Your objective: Each line containing the word "Инжиниринг" needs to be copied.
** begin Stored data **
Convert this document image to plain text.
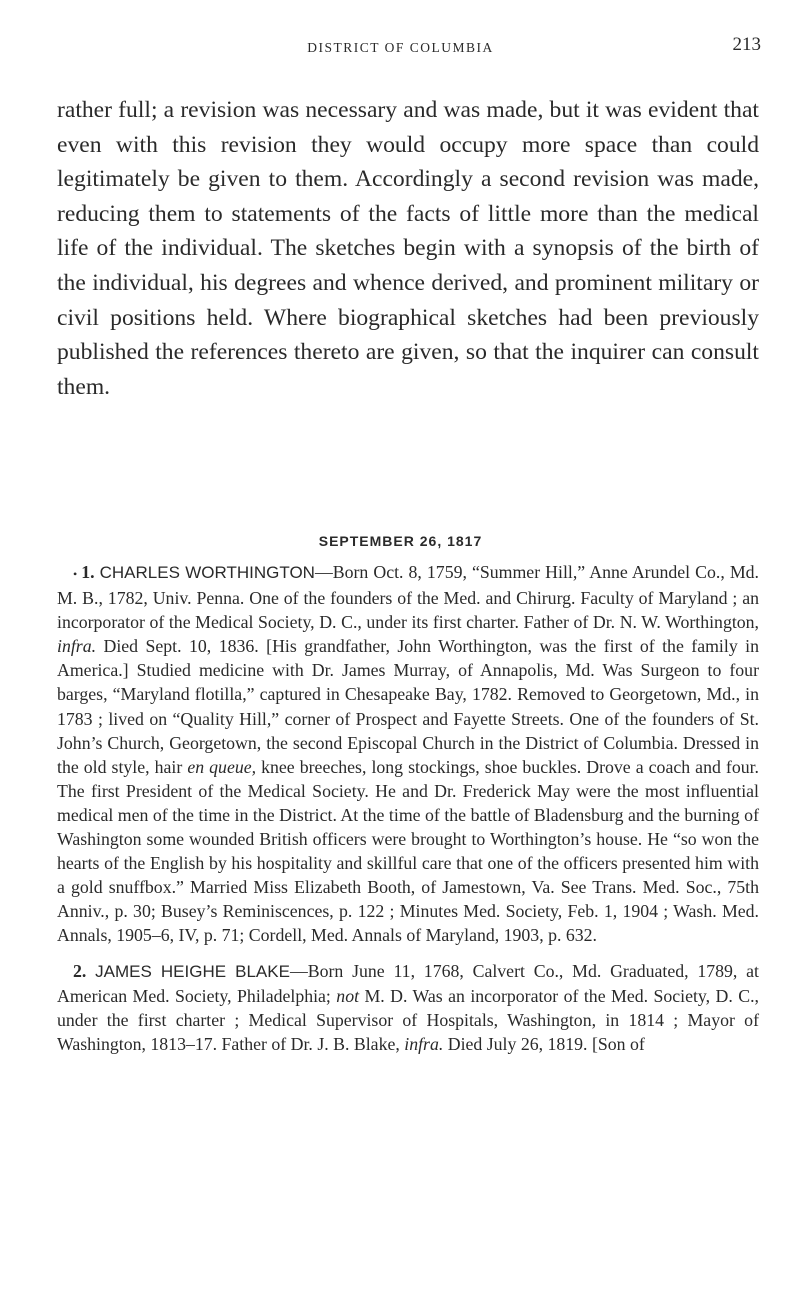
DISTRICT OF COLUMBIA	213

rather full; a revision was necessary and was made, but it was evident that even with this revision they would occupy more space than could legitimately be given to them. Accordingly a second revision was made, reducing them to statements of the facts of little more than the medical life of the individual. The sketches begin with a synopsis of the birth of the individual, his degrees and whence derived, and prominent military or civil positions held. Where biographical sketches had been previously published the references thereto are given, so that the inquirer can consult them.

SEPTEMBER 26, 1817

• 1. CHARLES WORTHINGTON—Born Oct. 8, 1759, “Summer Hill,” Anne Arundel Co., Md. M. B., 1782, Univ. Penna. One of the founders of the Med. and Chirurg. Faculty of Maryland ; an incorporator of the Medical Society, D. C., under its first charter. Father of Dr. N. W. Worthington, infra. Died Sept. 10, 1836. [His grandfather, John Worthington, was the first of the family in America.] Studied medicine with Dr. James Murray, of Annapolis, Md. Was Surgeon to four barges, “Maryland flotilla,” captured in Chesapeake Bay, 1782. Removed to Georgetown, Md., in 1783 ; lived on “Quality Hill,” corner of Prospect and Fayette Streets. One of the founders of St. John’s Church, Georgetown, the second Episcopal Church in the District of Columbia. Dressed in the old style, hair en queue, knee breeches, long stockings, shoe buckles. Drove a coach and four. The first President of the Medical Society. He and Dr. Frederick May were the most influential medical men of the time in the District. At the time of the battle of Bladensburg and the burning of Washington some wounded British officers were brought to Worthington’s house. He “so won the hearts of the English by his hospitality and skillful care that one of the officers presented him with a gold snuffbox.” Married Miss Elizabeth Booth, of Jamestown, Va. See Trans. Med. Soc., 75th Anniv., p. 30; Busey’s Reminiscences, p. 122 ; Minutes Med. Society, Feb. 1, 1904 ; Wash. Med. Annals, 1905–6, IV, p. 71; Cordell, Med. Annals of Maryland, 1903, p. 632.

2. JAMES HEIGHE BLAKE—Born June 11, 1768, Calvert Co., Md. Graduated, 1789, at American Med. Society, Philadelphia; not M. D. Was an incorporator of the Med. Society, D. C., under the first charter ; Medical Supervisor of Hospitals, Washington, in 1814 ; Mayor of Washington, 1813–17. Father of Dr. J. B. Blake, infra. Died July 26, 1819. [Son of
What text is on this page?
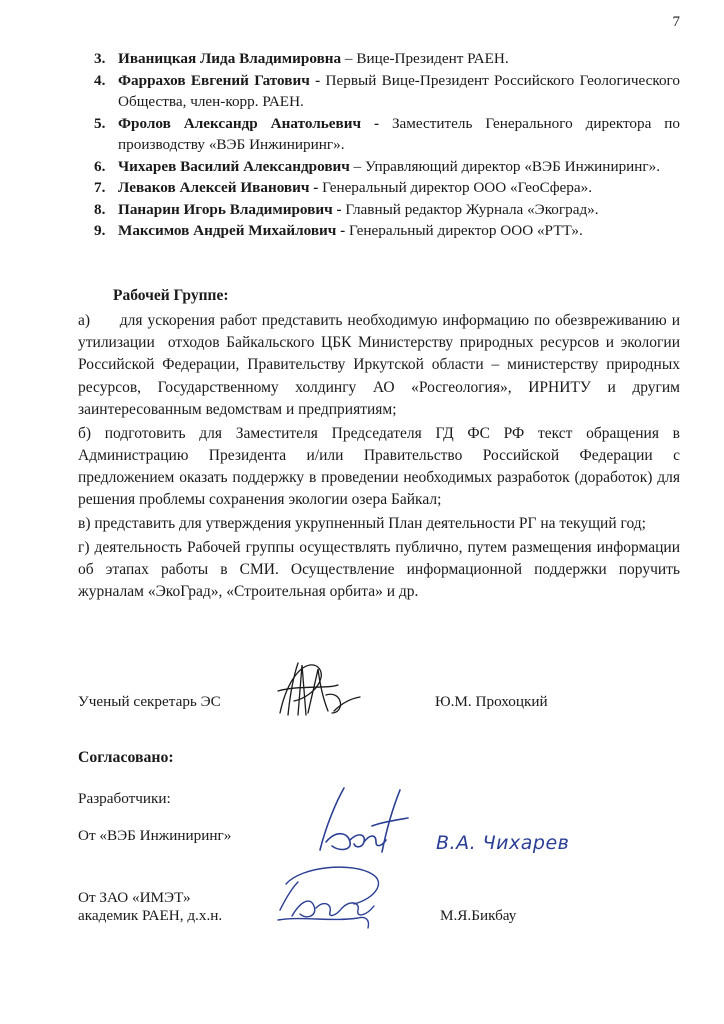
7
3. Иваницкая Лида Владимировна – Вице-Президент РАЕН.
4. Фаррахов Евгений Гатович - Первый Вице-Президент Российского Геологического Общества, член-корр. РАЕН.
5. Фролов Александр Анатольевич - Заместитель Генерального директора по производству «ВЭБ Инжиниринг».
6. Чихарев Василий Александрович – Управляющий директор «ВЭБ Инжиниринг».
7. Леваков Алексей Иванович - Генеральный директор ООО «ГеоСфера».
8. Панарин Игорь Владимирович - Главный редактор Журнала «Экоград».
9. Максимов Андрей Михайлович - Генеральный директор ООО «РТТ».
Рабочей Группе:

а)      для ускорения работ представить необходимую информацию по обезвреживанию и утилизации  отходов Байкальского ЦБК Министерству природных ресурсов и экологии Российской Федерации, Правительству Иркутской области – министерству природных ресурсов, Государственному холдингу АО «Росгеология», ИРНИТУ и другим заинтересованным ведомствам и предприятиям;

б) подготовить для Заместителя Председателя ГД ФС РФ текст обращения в Администрацию Президента и/или Правительство Российской Федерации с предложением оказать поддержку в проведении необходимых разработок (доработок) для решения проблемы сохранения экологии озера Байкал;

в) представить для утверждения укрупненный План деятельности РГ на текущий год;

г) деятельность Рабочей группы осуществлять публично, путем размещения информации об этапах работы в СМИ. Осуществление информационной поддержки поручить журналам «ЭкоГрад», «Строительная орбита» и др.

Ученый секретарь ЭС	Ю.М. Прохоцкий
Согласовано:
Разработчики:
От «ВЭБ Инжиниринг»	В.А. Чихарев
От ЗАО «ИМЭТ»
академик РАЕН, д.х.н.	М.Я.Бикбау
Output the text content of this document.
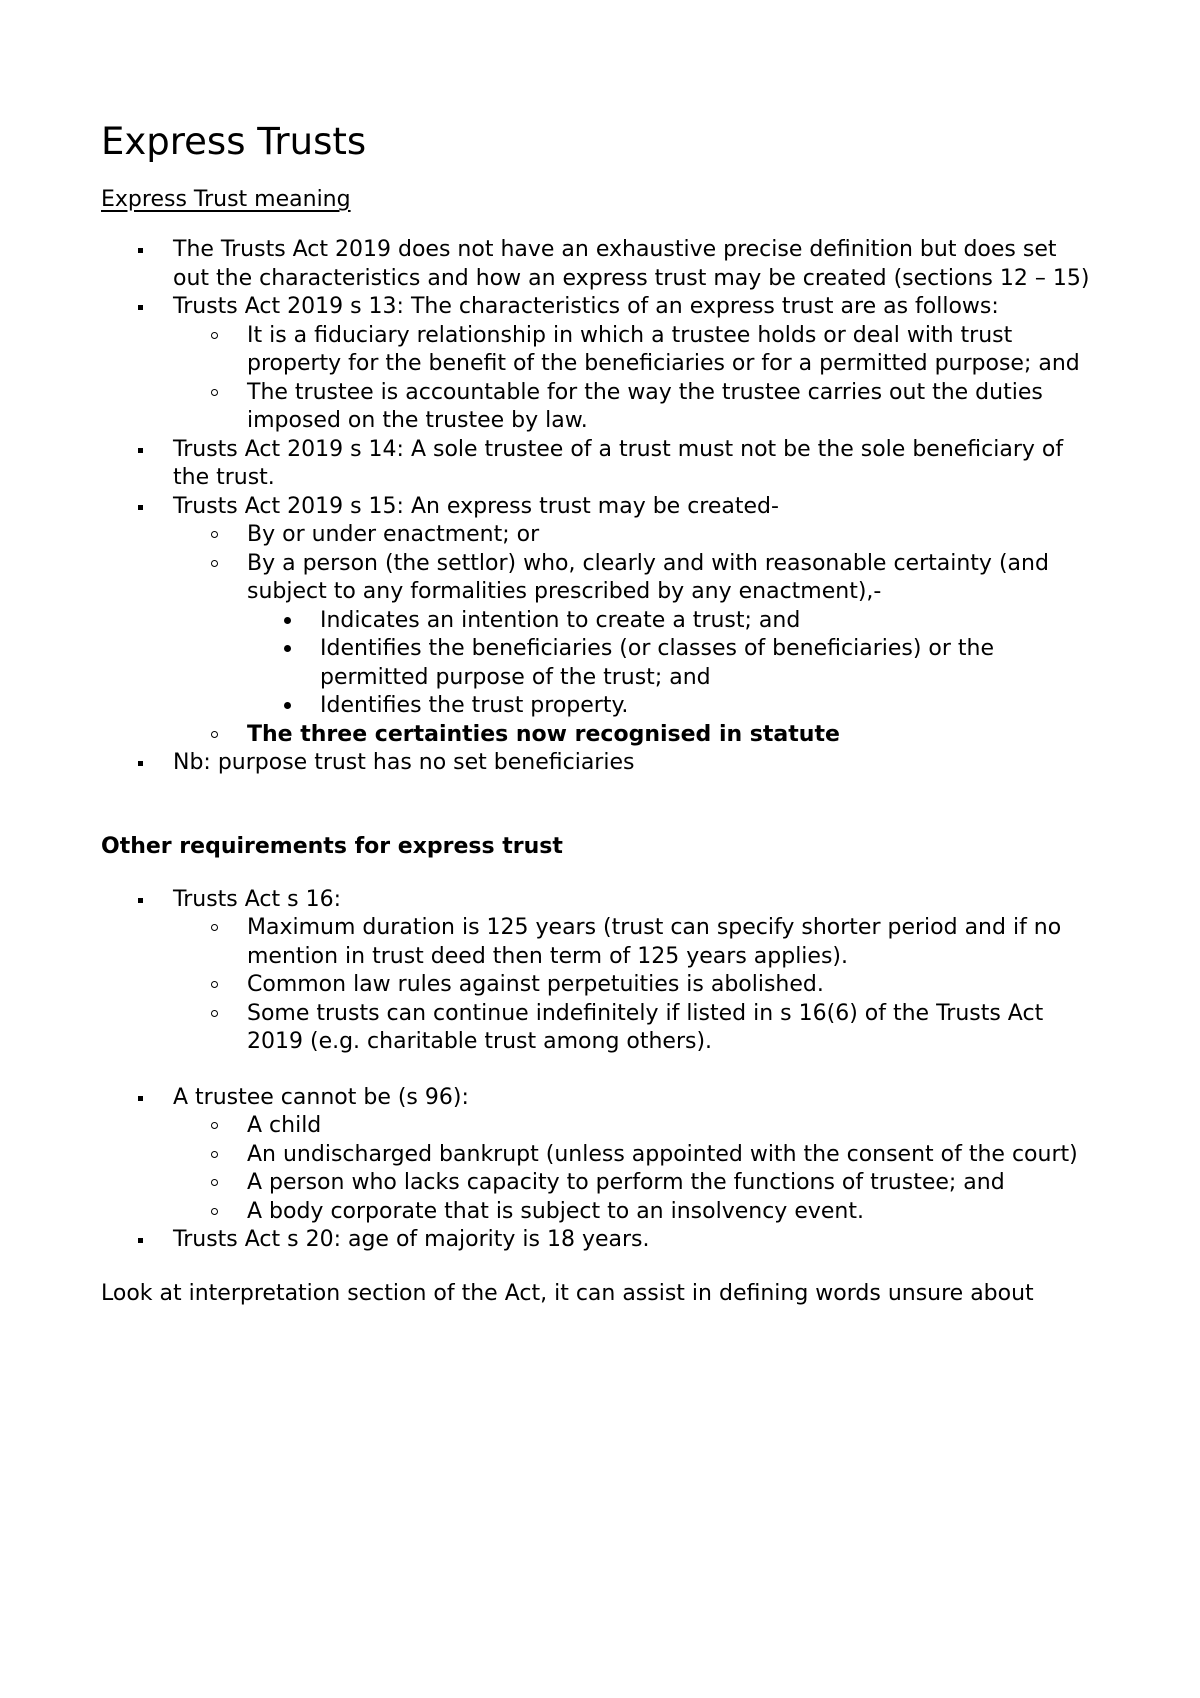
Express Trusts
Express Trust meaning
The Trusts Act 2019 does not have an exhaustive precise definition but does set out the characteristics and how an express trust may be created (sections 12 – 15)
Trusts Act 2019 s 13: The characteristics of an express trust are as follows:
It is a fiduciary relationship in which a trustee holds or deal with trust property for the benefit of the beneficiaries or for a permitted purpose; and
The trustee is accountable for the way the trustee carries out the duties imposed on the trustee by law.
Trusts Act 2019 s 14: A sole trustee of a trust must not be the sole beneficiary of the trust.
Trusts Act 2019 s 15: An express trust may be created-
By or under enactment; or
By a person (the settlor) who, clearly and with reasonable certainty (and subject to any formalities prescribed by any enactment),-
Indicates an intention to create a trust; and
Identifies the beneficiaries (or classes of beneficiaries) or the permitted purpose of the trust; and
Identifies the trust property.
The three certainties now recognised in statute
Nb: purpose trust has no set beneficiaries
Other requirements for express trust
Trusts Act s 16:
Maximum duration is 125 years (trust can specify shorter period and if no mention in trust deed then term of 125 years applies).
Common law rules against perpetuities is abolished.
Some trusts can continue indefinitely if listed in s 16(6) of the Trusts Act 2019 (e.g. charitable trust among others).
A trustee cannot be (s 96):
A child
An undischarged bankrupt (unless appointed with the consent of the court)
A person who lacks capacity to perform the functions of trustee; and
A body corporate that is subject to an insolvency event.
Trusts Act s 20: age of majority is 18 years.

Look at interpretation section of the Act, it can assist in defining words unsure about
** end Stored data **
Response:
5. Фролов Александр Анатольевич - Заместитель Генерального директора по производству «ВЭБ Инжиниринг».
6. Чихарев Василий Александрович – Управляющий директор «ВЭБ Инжиниринг».
От «ВЭБ Инжиниринг»	В.А. Чихарев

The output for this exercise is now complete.